**Required work:** Pictures aside, repeat every entry exactly.

**Given data:**

━━━━━━━━━━━━━━━━━━━━━━━━━━━━━━

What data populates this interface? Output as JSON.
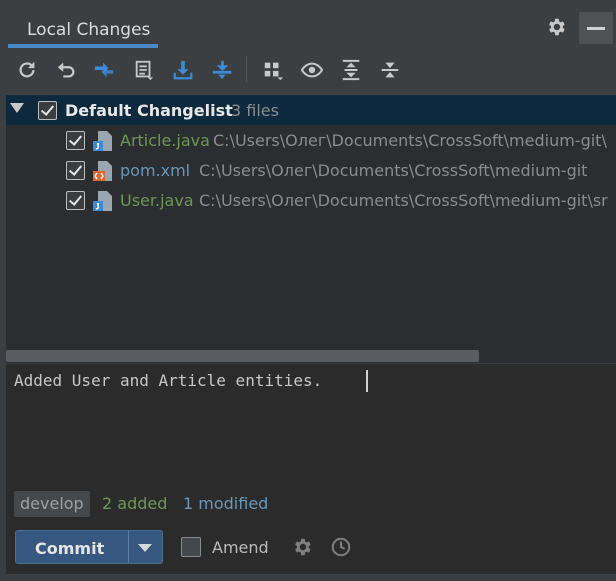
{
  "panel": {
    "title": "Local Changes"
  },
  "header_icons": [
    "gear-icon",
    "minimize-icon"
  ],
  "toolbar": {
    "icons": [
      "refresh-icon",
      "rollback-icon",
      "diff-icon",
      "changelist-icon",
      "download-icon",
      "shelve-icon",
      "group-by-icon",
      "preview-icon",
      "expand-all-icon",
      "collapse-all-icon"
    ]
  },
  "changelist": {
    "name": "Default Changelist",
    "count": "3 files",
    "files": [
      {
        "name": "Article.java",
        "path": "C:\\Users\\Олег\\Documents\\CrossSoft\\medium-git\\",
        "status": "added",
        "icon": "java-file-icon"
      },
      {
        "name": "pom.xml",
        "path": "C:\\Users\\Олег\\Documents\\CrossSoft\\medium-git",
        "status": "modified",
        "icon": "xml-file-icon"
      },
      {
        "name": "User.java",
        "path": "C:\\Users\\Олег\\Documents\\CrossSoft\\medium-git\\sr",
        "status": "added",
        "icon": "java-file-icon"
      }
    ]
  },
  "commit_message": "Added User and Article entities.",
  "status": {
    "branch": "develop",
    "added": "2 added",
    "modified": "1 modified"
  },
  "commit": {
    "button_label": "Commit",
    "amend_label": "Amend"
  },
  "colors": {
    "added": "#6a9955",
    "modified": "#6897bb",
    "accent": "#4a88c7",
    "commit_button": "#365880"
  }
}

━━━━━━━━━━━━━━━━━━━━━━━━━━━━━━

**Complete output:**
What data populates this interface? Output as JSON.
{
  "panel": {
    "title": "Local Changes"
  },
  "header_icons": [
    "gear-icon",
    "minimize-icon"
  ],
  "toolbar": {
    "icons": [
      "refresh-icon",
      "rollback-icon",
      "diff-icon",
      "changelist-icon",
      "download-icon",
      "shelve-icon",
      "group-by-icon",
      "preview-icon",
      "expand-all-icon",
      "collapse-all-icon"
    ]
  },
  "changelist": {
    "name": "Default Changelist",
    "count": "3 files",
    "files": [
      {
        "name": "Article.java",
        "path": "C:\\Users\\Олег\\Documents\\CrossSoft\\medium-git\\",
        "status": "added",
        "icon": "java-file-icon"
      },
      {
        "name": "pom.xml",
        "path": "C:\\Users\\Олег\\Documents\\CrossSoft\\medium-git",
        "status": "modified",
        "icon": "xml-file-icon"
      },
      {
        "name": "User.java",
        "path": "C:\\Users\\Олег\\Documents\\CrossSoft\\medium-git\\sr",
        "status": "added",
        "icon": "java-file-icon"
      }
    ]
  },
  "commit_message": "Added User and Article entities.",
  "status": {
    "branch": "develop",
    "added": "2 added",
    "modified": "1 modified"
  },
  "commit": {
    "button_label": "Commit",
    "amend_label": "Amend"
  },
  "colors": {
    "added": "#6a9955",
    "modified": "#6897bb",
    "accent": "#4a88c7",
    "commit_button": "#365880"
  }
}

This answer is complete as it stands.